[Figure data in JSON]
- - -

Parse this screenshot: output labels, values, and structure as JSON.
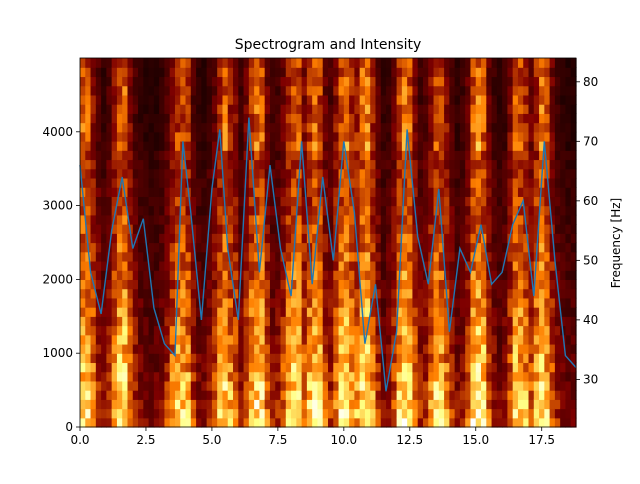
{
  "chart_data": {
    "type": "spectrogram-with-line",
    "title": "Spectrogram and Intensity",
    "xlabel": "",
    "ylabel_left": "",
    "ylabel_right": "Frequency [Hz]",
    "x_range": [
      0,
      18.8
    ],
    "y_left_range": [
      0,
      5000
    ],
    "y_right_range": [
      22,
      84
    ],
    "x_ticks": [
      "0.0",
      "2.5",
      "5.0",
      "7.5",
      "10.0",
      "12.5",
      "15.0",
      "17.5"
    ],
    "x_tick_values": [
      0,
      2.5,
      5,
      7.5,
      10,
      12.5,
      15,
      17.5
    ],
    "y_left_ticks": [
      "0",
      "1000",
      "2000",
      "3000",
      "4000"
    ],
    "y_left_tick_values": [
      0,
      1000,
      2000,
      3000,
      4000
    ],
    "y_right_ticks": [
      "30",
      "40",
      "50",
      "60",
      "70",
      "80"
    ],
    "y_right_tick_values": [
      30,
      40,
      50,
      60,
      70,
      80
    ],
    "spectrogram": {
      "colormap": "afmhot",
      "time_bins": 94,
      "freq_bins": 40,
      "bright_bursts_time": [
        0.2,
        1.6,
        3.8,
        5.5,
        6.7,
        8.1,
        8.9,
        10.0,
        10.8,
        12.3,
        13.6,
        15.1,
        16.7,
        17.5
      ]
    },
    "series": [
      {
        "color": "#1f77b4",
        "x": [
          0.0,
          0.4,
          0.8,
          1.2,
          1.6,
          2.0,
          2.4,
          2.8,
          3.2,
          3.6,
          3.9,
          4.2,
          4.6,
          5.0,
          5.3,
          5.6,
          6.0,
          6.4,
          6.8,
          7.2,
          7.6,
          8.0,
          8.4,
          8.8,
          9.2,
          9.6,
          10.0,
          10.4,
          10.8,
          11.2,
          11.6,
          12.0,
          12.4,
          12.8,
          13.2,
          13.6,
          14.0,
          14.4,
          14.8,
          15.2,
          15.6,
          16.0,
          16.4,
          16.8,
          17.2,
          17.6,
          18.0,
          18.4,
          18.8
        ],
        "y": [
          66,
          48,
          41,
          55,
          64,
          52,
          57,
          42,
          36,
          34,
          70,
          58,
          40,
          62,
          72,
          52,
          40,
          74,
          48,
          66,
          52,
          44,
          70,
          46,
          64,
          50,
          70,
          58,
          36,
          46,
          28,
          38,
          72,
          54,
          46,
          62,
          38,
          52,
          48,
          56,
          46,
          48,
          56,
          60,
          44,
          70,
          50,
          34,
          32
        ]
      }
    ]
  }
}
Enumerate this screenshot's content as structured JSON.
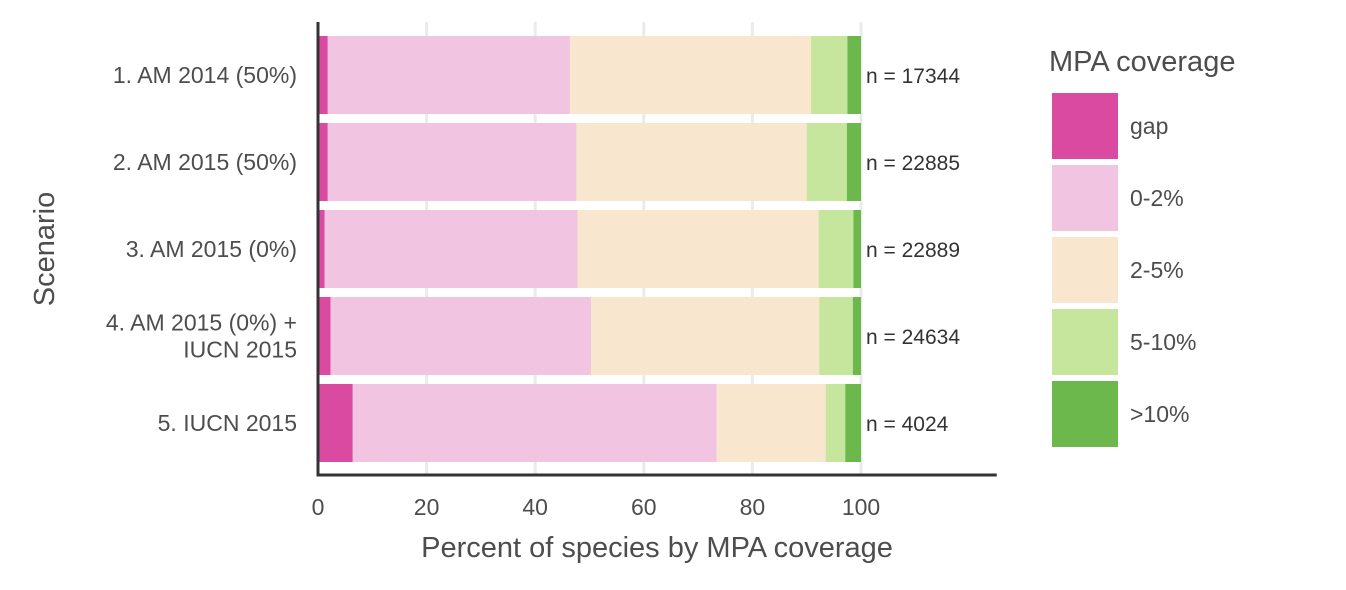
{
  "chart_data": {
    "type": "bar",
    "orientation": "horizontal",
    "stacked": true,
    "xlabel": "Percent of species by MPA coverage",
    "ylabel": "Scenario",
    "xlim": [
      0,
      125
    ],
    "xticks": [
      0,
      20,
      40,
      60,
      80,
      100
    ],
    "grid": true,
    "categories": [
      [
        "1. AM 2014 (50%)"
      ],
      [
        "2. AM 2015 (50%)"
      ],
      [
        "3. AM 2015 (0%)"
      ],
      [
        "4. AM 2015 (0%) +",
        "IUCN 2015"
      ],
      [
        "5. IUCN 2015"
      ]
    ],
    "annotations": [
      "n = 17344",
      "n = 22885",
      "n = 22889",
      "n = 24634",
      "n = 4024"
    ],
    "series": [
      {
        "name": "gap",
        "color": "#d94aa0",
        "values": [
          1.8,
          1.8,
          1.2,
          2.3,
          6.4
        ]
      },
      {
        "name": "0-2%",
        "color": "#f1c4e2",
        "values": [
          44.6,
          45.8,
          46.6,
          48.0,
          67.0
        ]
      },
      {
        "name": "2-5%",
        "color": "#f9e6cf",
        "values": [
          44.4,
          42.4,
          44.4,
          42.0,
          20.1
        ]
      },
      {
        "name": "5-10%",
        "color": "#c5e69c",
        "values": [
          6.7,
          7.4,
          6.4,
          6.2,
          3.6
        ]
      },
      {
        "name": ">10%",
        "color": "#6db84c",
        "values": [
          2.5,
          2.6,
          1.4,
          1.5,
          2.9
        ]
      }
    ],
    "legend": {
      "title": "MPA coverage",
      "placement": "right"
    }
  }
}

- - -

Task statement:
Copy the whole listing above word for word but do not carry over the pictures.

Exercise response:
Parse this screenshot: output labels, values, and structure as JSON.
{
  "chart_data": {
    "type": "spectrogram-with-line",
    "title": "Spectrogram and Intensity",
    "xlabel": "",
    "ylabel_left": "",
    "ylabel_right": "Frequency [Hz]",
    "x_range": [
      0,
      18.8
    ],
    "y_left_range": [
      0,
      5000
    ],
    "y_right_range": [
      22,
      84
    ],
    "x_ticks": [
      "0.0",
      "2.5",
      "5.0",
      "7.5",
      "10.0",
      "12.5",
      "15.0",
      "17.5"
    ],
    "x_tick_values": [
      0,
      2.5,
      5,
      7.5,
      10,
      12.5,
      15,
      17.5
    ],
    "y_left_ticks": [
      "0",
      "1000",
      "2000",
      "3000",
      "4000"
    ],
    "y_left_tick_values": [
      0,
      1000,
      2000,
      3000,
      4000
    ],
    "y_right_ticks": [
      "30",
      "40",
      "50",
      "60",
      "70",
      "80"
    ],
    "y_right_tick_values": [
      30,
      40,
      50,
      60,
      70,
      80
    ],
    "spectrogram": {
      "colormap": "afmhot",
      "time_bins": 94,
      "freq_bins": 40,
      "bright_bursts_time": [
        0.2,
        1.6,
        3.8,
        5.5,
        6.7,
        8.1,
        8.9,
        10.0,
        10.8,
        12.3,
        13.6,
        15.1,
        16.7,
        17.5
      ]
    },
    "series": [
      {
        "color": "#1f77b4",
        "x": [
          0.0,
          0.4,
          0.8,
          1.2,
          1.6,
          2.0,
          2.4,
          2.8,
          3.2,
          3.6,
          3.9,
          4.2,
          4.6,
          5.0,
          5.3,
          5.6,
          6.0,
          6.4,
          6.8,
          7.2,
          7.6,
          8.0,
          8.4,
          8.8,
          9.2,
          9.6,
          10.0,
          10.4,
          10.8,
          11.2,
          11.6,
          12.0,
          12.4,
          12.8,
          13.2,
          13.6,
          14.0,
          14.4,
          14.8,
          15.2,
          15.6,
          16.0,
          16.4,
          16.8,
          17.2,
          17.6,
          18.0,
          18.4,
          18.8
        ],
        "y": [
          66,
          48,
          41,
          55,
          64,
          52,
          57,
          42,
          36,
          34,
          70,
          58,
          40,
          62,
          72,
          52,
          40,
          74,
          48,
          66,
          52,
          44,
          70,
          46,
          64,
          50,
          70,
          58,
          36,
          46,
          28,
          38,
          72,
          54,
          46,
          62,
          38,
          52,
          48,
          56,
          46,
          48,
          56,
          60,
          44,
          70,
          50,
          34,
          32
        ]
      }
    ]
  }
}
Enumerate this screenshot's content as structured JSON.
{
  "chart_data": {
    "type": "bar",
    "orientation": "horizontal",
    "stacked": true,
    "xlabel": "Percent of species by MPA coverage",
    "ylabel": "Scenario",
    "xlim": [
      0,
      125
    ],
    "xticks": [
      0,
      20,
      40,
      60,
      80,
      100
    ],
    "grid": true,
    "categories": [
      [
        "1. AM 2014 (50%)"
      ],
      [
        "2. AM 2015 (50%)"
      ],
      [
        "3. AM 2015 (0%)"
      ],
      [
        "4. AM 2015 (0%) +",
        "IUCN 2015"
      ],
      [
        "5. IUCN 2015"
      ]
    ],
    "annotations": [
      "n = 17344",
      "n = 22885",
      "n = 22889",
      "n = 24634",
      "n = 4024"
    ],
    "series": [
      {
        "name": "gap",
        "color": "#d94aa0",
        "values": [
          1.8,
          1.8,
          1.2,
          2.3,
          6.4
        ]
      },
      {
        "name": "0-2%",
        "color": "#f1c4e2",
        "values": [
          44.6,
          45.8,
          46.6,
          48.0,
          67.0
        ]
      },
      {
        "name": "2-5%",
        "color": "#f9e6cf",
        "values": [
          44.4,
          42.4,
          44.4,
          42.0,
          20.1
        ]
      },
      {
        "name": "5-10%",
        "color": "#c5e69c",
        "values": [
          6.7,
          7.4,
          6.4,
          6.2,
          3.6
        ]
      },
      {
        "name": ">10%",
        "color": "#6db84c",
        "values": [
          2.5,
          2.6,
          1.4,
          1.5,
          2.9
        ]
      }
    ],
    "legend": {
      "title": "MPA coverage",
      "placement": "right"
    }
  }
}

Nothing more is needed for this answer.